REQUIREMENTS
The data must be written out once more, precisely as given.

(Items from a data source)
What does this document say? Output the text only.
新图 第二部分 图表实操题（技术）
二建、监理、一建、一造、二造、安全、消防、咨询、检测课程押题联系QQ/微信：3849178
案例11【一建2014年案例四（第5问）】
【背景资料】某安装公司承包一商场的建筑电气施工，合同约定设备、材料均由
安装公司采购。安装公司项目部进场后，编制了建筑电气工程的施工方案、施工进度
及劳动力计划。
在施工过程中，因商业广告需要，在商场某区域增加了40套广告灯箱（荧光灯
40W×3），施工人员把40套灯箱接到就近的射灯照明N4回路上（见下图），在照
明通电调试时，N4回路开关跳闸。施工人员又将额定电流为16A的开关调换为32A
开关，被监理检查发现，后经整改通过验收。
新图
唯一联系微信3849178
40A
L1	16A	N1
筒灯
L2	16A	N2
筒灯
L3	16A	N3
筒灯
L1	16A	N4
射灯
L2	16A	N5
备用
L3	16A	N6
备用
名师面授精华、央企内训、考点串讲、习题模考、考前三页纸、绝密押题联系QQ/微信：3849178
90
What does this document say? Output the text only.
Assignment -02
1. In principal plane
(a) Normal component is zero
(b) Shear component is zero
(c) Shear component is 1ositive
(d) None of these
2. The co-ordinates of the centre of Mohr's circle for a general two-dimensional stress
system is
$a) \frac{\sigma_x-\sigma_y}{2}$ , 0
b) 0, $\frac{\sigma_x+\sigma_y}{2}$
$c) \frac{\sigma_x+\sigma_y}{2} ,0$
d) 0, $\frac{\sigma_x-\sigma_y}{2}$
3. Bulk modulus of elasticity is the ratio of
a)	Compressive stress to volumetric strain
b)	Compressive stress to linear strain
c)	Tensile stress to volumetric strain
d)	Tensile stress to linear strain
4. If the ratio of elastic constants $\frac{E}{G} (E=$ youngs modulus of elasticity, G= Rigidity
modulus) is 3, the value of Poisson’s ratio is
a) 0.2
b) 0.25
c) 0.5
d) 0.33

EXERCISE SOLUTION
What does this document say? Output the text only.
新图 第二部分 图表实操题（技术）
二建、监理、一建、一造、二造、安全、消防、咨询、检测课程押题联系QQ/微信：3849178
案例11【一建2014年案例四（第5问）】
【背景资料】某安装公司承包一商场的建筑电气施工，合同约定设备、材料均由
安装公司采购。安装公司项目部进场后，编制了建筑电气工程的施工方案、施工进度
及劳动力计划。
在施工过程中，因商业广告需要，在商场某区域增加了40套广告灯箱（荧光灯
40W×3），施工人员把40套灯箱接到就近的射灯照明N4回路上（见下图），在照
明通电调试时，N4回路开关跳闸。施工人员又将额定电流为16A的开关调换为32A
开关，被监理检查发现，后经整改通过验收。
新图
唯一联系微信3849178
40A
L1	16A	N1
筒灯
L2	16A	N2
筒灯
L3	16A	N3
筒灯
L1	16A	N4
射灯
L2	16A	N5
备用
L3	16A	N6
备用
名师面授精华、央企内训、考点串讲、习题模考、考前三页纸、绝密押题联系QQ/微信：3849178
90
What does this document say? Output the text only.
Assignment -02
1. In principal plane
(a) Normal component is zero
(b) Shear component is zero
(c) Shear component is 1ositive
(d) None of these
2. The co-ordinates of the centre of Mohr's circle for a general two-dimensional stress
system is
$a) \frac{\sigma_x-\sigma_y}{2}$ , 0
b) 0, $\frac{\sigma_x+\sigma_y}{2}$
$c) \frac{\sigma_x+\sigma_y}{2} ,0$
d) 0, $\frac{\sigma_x-\sigma_y}{2}$
3. Bulk modulus of elasticity is the ratio of
a)	Compressive stress to volumetric strain
b)	Compressive stress to linear strain
c)	Tensile stress to volumetric strain
d)	Tensile stress to linear strain
4. If the ratio of elastic constants $\frac{E}{G} (E=$ youngs modulus of elasticity, G= Rigidity
modulus) is 3, the value of Poisson’s ratio is
a) 0.2
b) 0.25
c) 0.5
d) 0.33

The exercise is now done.